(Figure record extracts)
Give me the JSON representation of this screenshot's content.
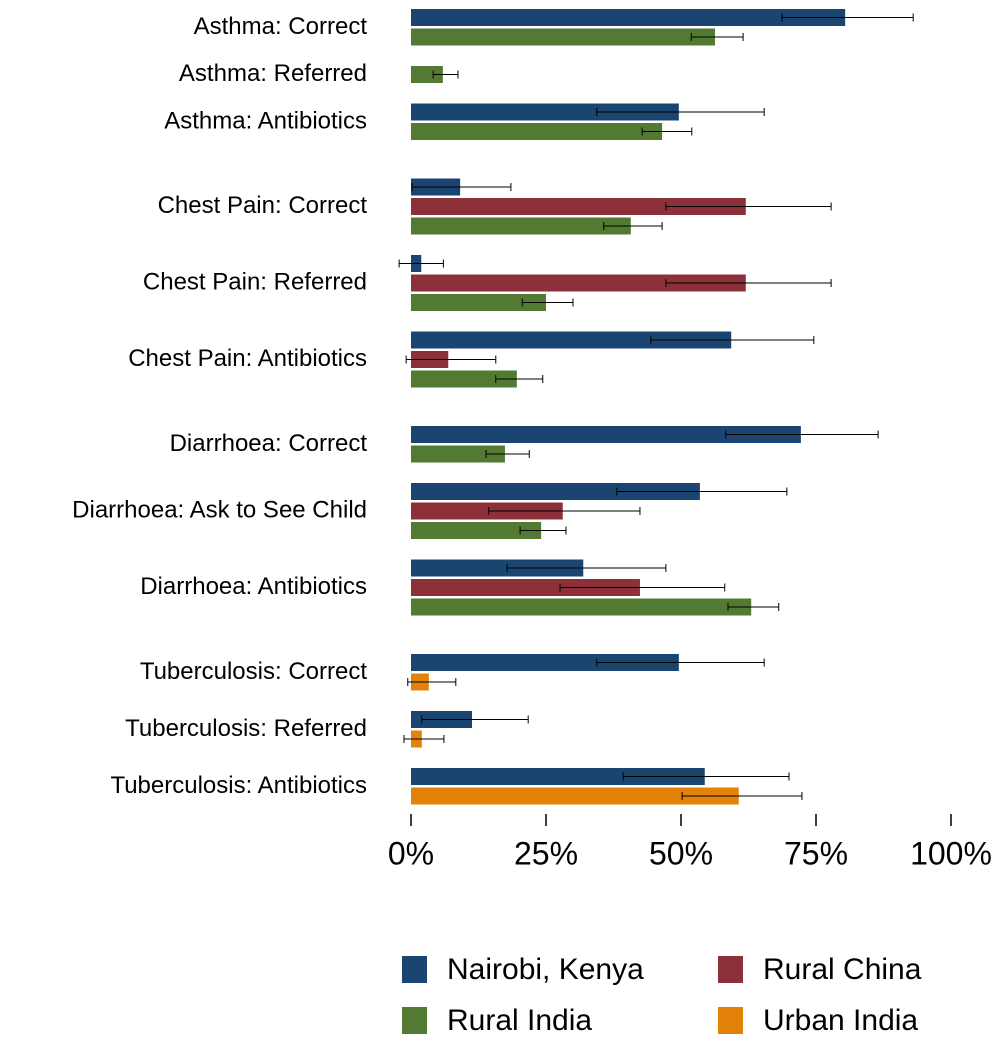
{
  "chart_data": {
    "type": "bar",
    "orientation": "horizontal",
    "categories": [
      "Asthma: Correct",
      "Asthma: Referred",
      "Asthma: Antibiotics",
      "Chest Pain: Correct",
      "Chest Pain: Referred",
      "Chest Pain: Antibiotics",
      "Diarrhoea: Correct",
      "Diarrhoea: Ask to See Child",
      "Diarrhoea: Antibiotics",
      "Tuberculosis: Correct",
      "Tuberculosis: Referred",
      "Tuberculosis: Antibiotics"
    ],
    "series": [
      {
        "name": "Nairobi, Kenya",
        "color": "#1a4571",
        "values": [
          80.4,
          null,
          49.6,
          9.1,
          1.9,
          59.3,
          72.2,
          53.5,
          31.9,
          49.6,
          11.3,
          54.4
        ],
        "ci_low": [
          68.7,
          null,
          34.4,
          0.2,
          -2.2,
          44.4,
          58.3,
          38.1,
          17.8,
          34.4,
          2.0,
          39.3
        ],
        "ci_high": [
          93.0,
          null,
          65.4,
          18.5,
          6.0,
          74.6,
          86.5,
          69.6,
          47.2,
          65.4,
          21.7,
          70.0
        ]
      },
      {
        "name": "Rural China",
        "color": "#8c3039",
        "values": [
          null,
          null,
          null,
          62.0,
          62.0,
          6.9,
          null,
          28.1,
          42.4,
          null,
          null,
          null
        ],
        "ci_low": [
          null,
          null,
          null,
          47.2,
          47.2,
          -0.9,
          null,
          14.4,
          27.6,
          null,
          null,
          null
        ],
        "ci_high": [
          null,
          null,
          null,
          77.8,
          77.8,
          15.7,
          null,
          42.4,
          58.1,
          null,
          null,
          null
        ]
      },
      {
        "name": "Rural India",
        "color": "#537a32",
        "values": [
          56.3,
          5.9,
          46.5,
          40.7,
          25.0,
          19.6,
          17.4,
          24.1,
          63.0,
          null,
          null,
          null
        ],
        "ci_low": [
          51.9,
          4.1,
          42.8,
          35.7,
          20.6,
          15.7,
          13.9,
          20.2,
          58.7,
          null,
          null,
          null
        ],
        "ci_high": [
          61.5,
          8.7,
          52.0,
          46.5,
          30.0,
          24.4,
          21.9,
          28.7,
          68.1,
          null,
          null,
          null
        ]
      },
      {
        "name": "Urban India",
        "color": "#e38209",
        "values": [
          null,
          null,
          null,
          null,
          null,
          null,
          null,
          null,
          null,
          3.3,
          2.0,
          60.7
        ],
        "ci_low": [
          null,
          null,
          null,
          null,
          null,
          null,
          null,
          null,
          null,
          -0.6,
          -1.3,
          50.2
        ],
        "ci_high": [
          null,
          null,
          null,
          null,
          null,
          null,
          null,
          null,
          null,
          8.3,
          6.1,
          72.4
        ]
      }
    ],
    "xlim": [
      0,
      100
    ],
    "xticks": [
      {
        "value": 0,
        "label": "0%"
      },
      {
        "value": 25,
        "label": "25%"
      },
      {
        "value": 50,
        "label": "50%"
      },
      {
        "value": 75,
        "label": "75%"
      },
      {
        "value": 100,
        "label": "100%"
      }
    ],
    "legend": "bottom"
  }
}
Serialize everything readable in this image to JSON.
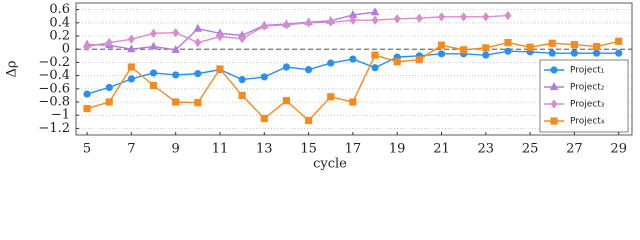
{
  "chart_data": {
    "type": "line",
    "x_label": "cycle",
    "y_label": "Δρ",
    "x": [
      5,
      6,
      7,
      8,
      9,
      10,
      11,
      12,
      13,
      14,
      15,
      16,
      17,
      18,
      19,
      20,
      21,
      22,
      23,
      24,
      25,
      26,
      27,
      28,
      29
    ],
    "xlim": [
      4.5,
      29.6
    ],
    "xticks": [
      5,
      7,
      9,
      11,
      13,
      15,
      17,
      19,
      21,
      23,
      25,
      27,
      29
    ],
    "ylim": [
      -1.3,
      0.7
    ],
    "yticks": [
      0.6,
      0.4,
      0.2,
      0,
      {
        "value": -0.2,
        "label": "−0.2"
      },
      {
        "value": -0.4,
        "label": "−0.4"
      },
      {
        "value": -0.6,
        "label": "−0.6"
      },
      {
        "value": -0.8,
        "label": "−0.8"
      },
      {
        "value": -1,
        "label": "−1"
      },
      {
        "value": -1.2,
        "label": "−1.2"
      }
    ],
    "grid": true,
    "legend": "right",
    "series": [
      {
        "name": "Project₁",
        "color": "#2b8ff0",
        "marker": "circle",
        "values": [
          -0.68,
          -0.58,
          -0.45,
          -0.36,
          -0.39,
          -0.37,
          -0.31,
          -0.46,
          -0.42,
          -0.27,
          -0.31,
          -0.21,
          -0.15,
          -0.28,
          -0.12,
          -0.1,
          -0.07,
          -0.07,
          -0.09,
          -0.03,
          -0.04,
          -0.06,
          -0.06,
          -0.06,
          -0.06
        ]
      },
      {
        "name": "Project₂",
        "color": "#b07be0",
        "marker": "triangle",
        "values": [
          0.07,
          0.06,
          0,
          0.04,
          -0.01,
          0.31,
          0.24,
          0.21,
          0.36,
          0.38,
          0.41,
          0.43,
          0.52,
          0.56,
          null,
          null,
          null,
          null,
          null,
          null,
          null,
          null,
          null,
          null,
          null
        ]
      },
      {
        "name": "Project₃",
        "color": "#d98ccc",
        "marker": "diamond",
        "values": [
          0.04,
          0.1,
          0.15,
          0.24,
          0.25,
          0.1,
          0.19,
          0.16,
          0.35,
          0.37,
          0.4,
          0.41,
          0.44,
          0.44,
          0.46,
          0.47,
          0.49,
          0.49,
          0.49,
          0.51,
          null,
          null,
          null,
          null,
          null
        ]
      },
      {
        "name": "Project₄",
        "color": "#f58a1f",
        "marker": "square",
        "values": [
          -0.9,
          -0.8,
          -0.27,
          -0.55,
          -0.8,
          -0.81,
          -0.3,
          -0.7,
          -1.05,
          -0.78,
          -1.08,
          -0.72,
          -0.8,
          -0.09,
          -0.19,
          -0.16,
          0.06,
          -0.01,
          0.02,
          0.1,
          0.03,
          0.09,
          0.07,
          0.04,
          0.12
        ]
      }
    ]
  }
}
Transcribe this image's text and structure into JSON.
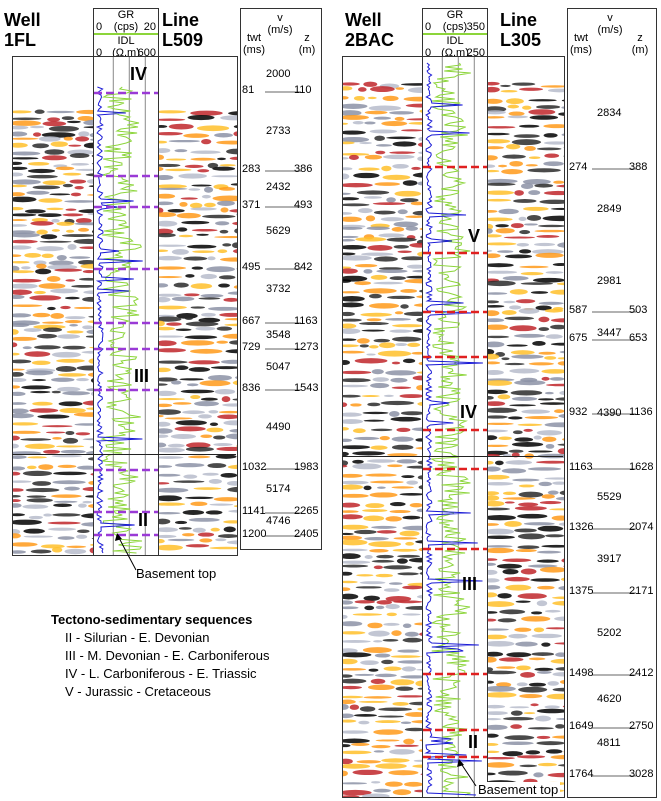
{
  "left": {
    "well_label": [
      "Well",
      "1FL"
    ],
    "line_label": [
      "Line",
      "L509"
    ],
    "gr": {
      "title": "GR",
      "min": "0",
      "unit": "(cps)",
      "max": "20"
    },
    "idl": {
      "title": "IDL",
      "min": "0",
      "unit": "(Ω.m)",
      "max": "600"
    },
    "table_headers": {
      "twt": "twt",
      "twt_unit": "(ms)",
      "v": "v",
      "v_unit": "(m/s)",
      "z": "z",
      "z_unit": "(m)"
    },
    "twt": [
      "81",
      "283",
      "371",
      "495",
      "667",
      "729",
      "836",
      "1032",
      "1141",
      "1200"
    ],
    "z": [
      "110",
      "386",
      "493",
      "842",
      "1163",
      "1273",
      "1543",
      "1983",
      "2265",
      "2405"
    ],
    "v": [
      "2000",
      "2733",
      "2432",
      "5629",
      "3732",
      "3548",
      "5047",
      "4490",
      "5174",
      "4746"
    ],
    "sequences": [
      "IV",
      "III",
      "II"
    ],
    "basement": "Basement top"
  },
  "right": {
    "well_label": [
      "Well",
      "2BAC"
    ],
    "line_label": [
      "Line",
      "L305"
    ],
    "gr": {
      "title": "GR",
      "min": "0",
      "unit": "(cps)",
      "max": "350"
    },
    "idl": {
      "title": "IDL",
      "min": "0",
      "unit": "(Ω.m)",
      "max": "250"
    },
    "table_headers": {
      "twt": "twt",
      "twt_unit": "(ms)",
      "v": "v",
      "v_unit": "(m/s)",
      "z": "z",
      "z_unit": "(m)"
    },
    "twt": [
      "274",
      "587",
      "675",
      "932",
      "1163",
      "1326",
      "1375",
      "1498",
      "1649",
      "1764"
    ],
    "z": [
      "388",
      "503",
      "653",
      "1136",
      "1628",
      "2074",
      "2171",
      "2412",
      "2750",
      "3028"
    ],
    "v": [
      "2834",
      "2849",
      "2981",
      "3447",
      "4390",
      "5529",
      "3917",
      "5202",
      "4620",
      "4811"
    ],
    "sequences": [
      "V",
      "IV",
      "III",
      "II"
    ],
    "basement": "Basement top"
  },
  "legend": {
    "title": "Tectono-sedimentary sequences",
    "items": [
      "II - Silurian - E. Devonian",
      "III - M. Devonian - E. Carboniferous",
      "IV - L. Carboniferous - E. Triassic",
      "V - Jurassic - Cretaceous"
    ]
  },
  "colors": {
    "gr": "#8cd53a",
    "idl": "#1a1ad6",
    "left_marker": "#9a3ad6",
    "right_marker": "#e02020"
  }
}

Task goal: List each line of the records that holds the string "Pain".

Response to this task:
      "Chest Pain: Correct",
      "Chest Pain: Referred",
      "Chest Pain: Antibiotics",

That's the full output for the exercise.